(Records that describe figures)
....
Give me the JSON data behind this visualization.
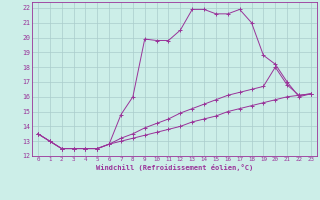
{
  "xlabel": "Windchill (Refroidissement éolien,°C)",
  "bg_color": "#cceee8",
  "grid_color": "#aacccc",
  "line_color": "#993399",
  "xlim": [
    -0.5,
    23.5
  ],
  "ylim": [
    12,
    22.4
  ],
  "xticks": [
    0,
    1,
    2,
    3,
    4,
    5,
    6,
    7,
    8,
    9,
    10,
    11,
    12,
    13,
    14,
    15,
    16,
    17,
    18,
    19,
    20,
    21,
    22,
    23
  ],
  "yticks": [
    12,
    13,
    14,
    15,
    16,
    17,
    18,
    19,
    20,
    21,
    22
  ],
  "series": [
    {
      "x": [
        0,
        1,
        2,
        3,
        4,
        5,
        6,
        7,
        8,
        9,
        10,
        11,
        12,
        13,
        14,
        15,
        16,
        17,
        18,
        19,
        20,
        21,
        22,
        23
      ],
      "y": [
        13.5,
        13.0,
        12.5,
        12.5,
        12.5,
        12.5,
        12.8,
        14.8,
        16.0,
        19.9,
        19.8,
        19.8,
        20.5,
        21.9,
        21.9,
        21.6,
        21.6,
        21.9,
        21.0,
        18.8,
        18.2,
        17.0,
        16.0,
        16.2
      ]
    },
    {
      "x": [
        0,
        1,
        2,
        3,
        4,
        5,
        6,
        7,
        8,
        9,
        10,
        11,
        12,
        13,
        14,
        15,
        16,
        17,
        18,
        19,
        20,
        21,
        22,
        23
      ],
      "y": [
        13.5,
        13.0,
        12.5,
        12.5,
        12.5,
        12.5,
        12.8,
        13.0,
        13.2,
        13.4,
        13.6,
        13.8,
        14.0,
        14.3,
        14.5,
        14.7,
        15.0,
        15.2,
        15.4,
        15.6,
        15.8,
        16.0,
        16.1,
        16.2
      ]
    },
    {
      "x": [
        0,
        1,
        2,
        3,
        4,
        5,
        6,
        7,
        8,
        9,
        10,
        11,
        12,
        13,
        14,
        15,
        16,
        17,
        18,
        19,
        20,
        21,
        22,
        23
      ],
      "y": [
        13.5,
        13.0,
        12.5,
        12.5,
        12.5,
        12.5,
        12.8,
        13.2,
        13.5,
        13.9,
        14.2,
        14.5,
        14.9,
        15.2,
        15.5,
        15.8,
        16.1,
        16.3,
        16.5,
        16.7,
        18.0,
        16.8,
        16.1,
        16.2
      ]
    }
  ]
}
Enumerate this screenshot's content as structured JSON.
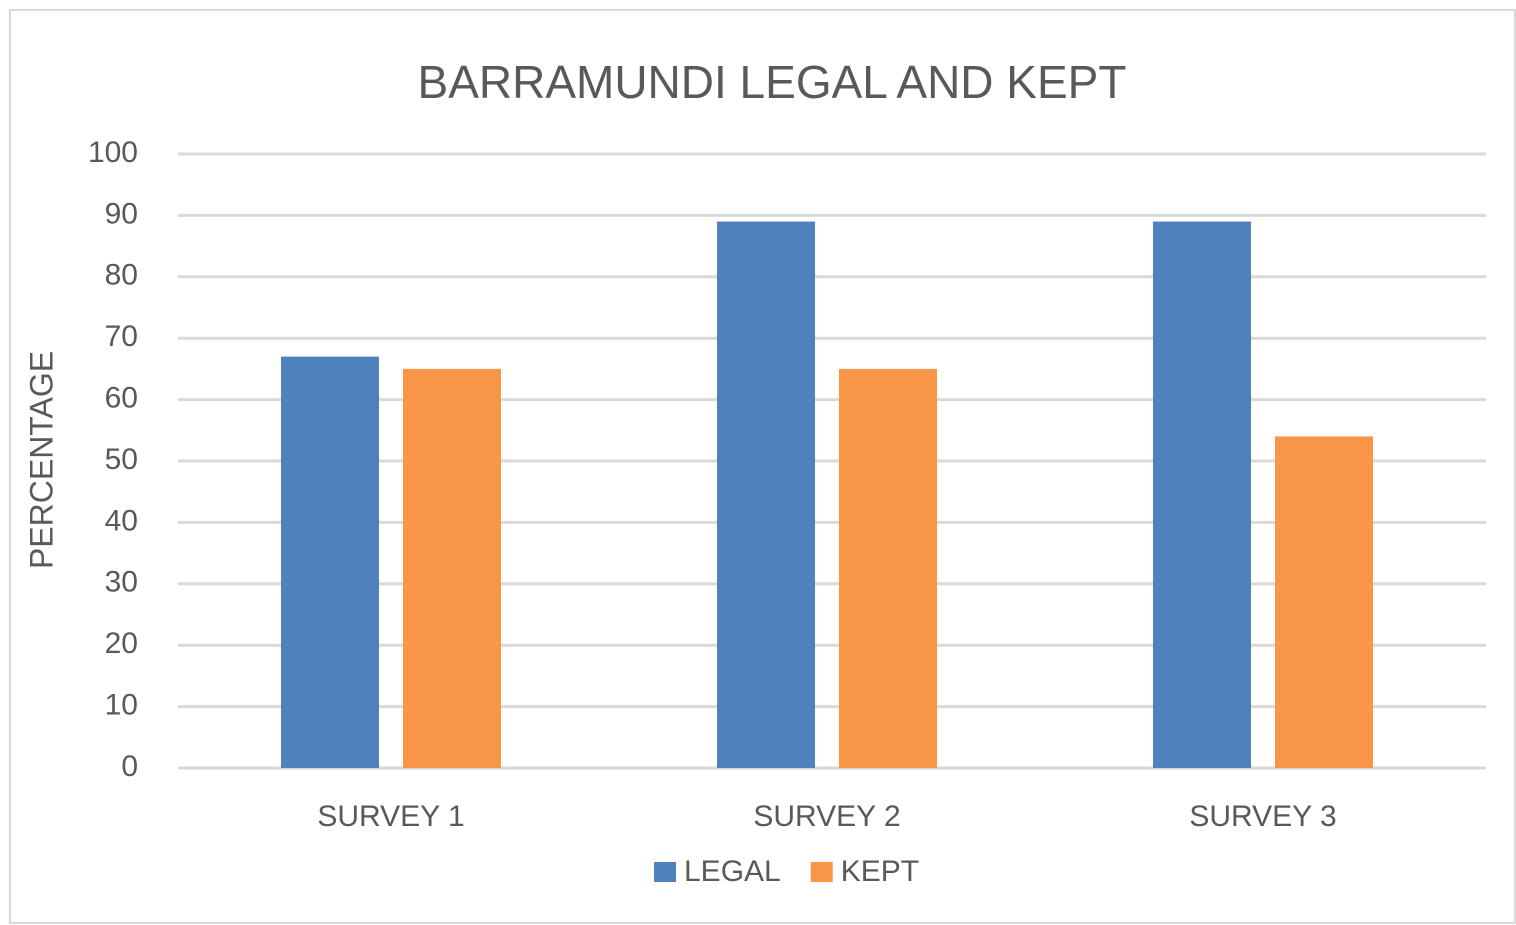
{
  "chart_data": {
    "type": "bar",
    "title": "BARRAMUNDI LEGAL AND KEPT",
    "ylabel": "PERCENTAGE",
    "categories": [
      "SURVEY 1",
      "SURVEY 2",
      "SURVEY 3"
    ],
    "series": [
      {
        "name": "LEGAL",
        "color": "#4f81bd",
        "values": [
          67,
          89,
          89
        ]
      },
      {
        "name": "KEPT",
        "color": "#f79646",
        "values": [
          65,
          65,
          54
        ]
      }
    ],
    "ylim": [
      0,
      100
    ],
    "yticks": [
      0,
      10,
      20,
      30,
      40,
      50,
      60,
      70,
      80,
      90,
      100
    ],
    "grid": true,
    "legend": "bottom"
  }
}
....
### PROBLEM DESCRIPTION
Note how many lines in the listing above hold the string "JSON", then give only that figure.

### RESPONSE TO THIS EXERCISE
2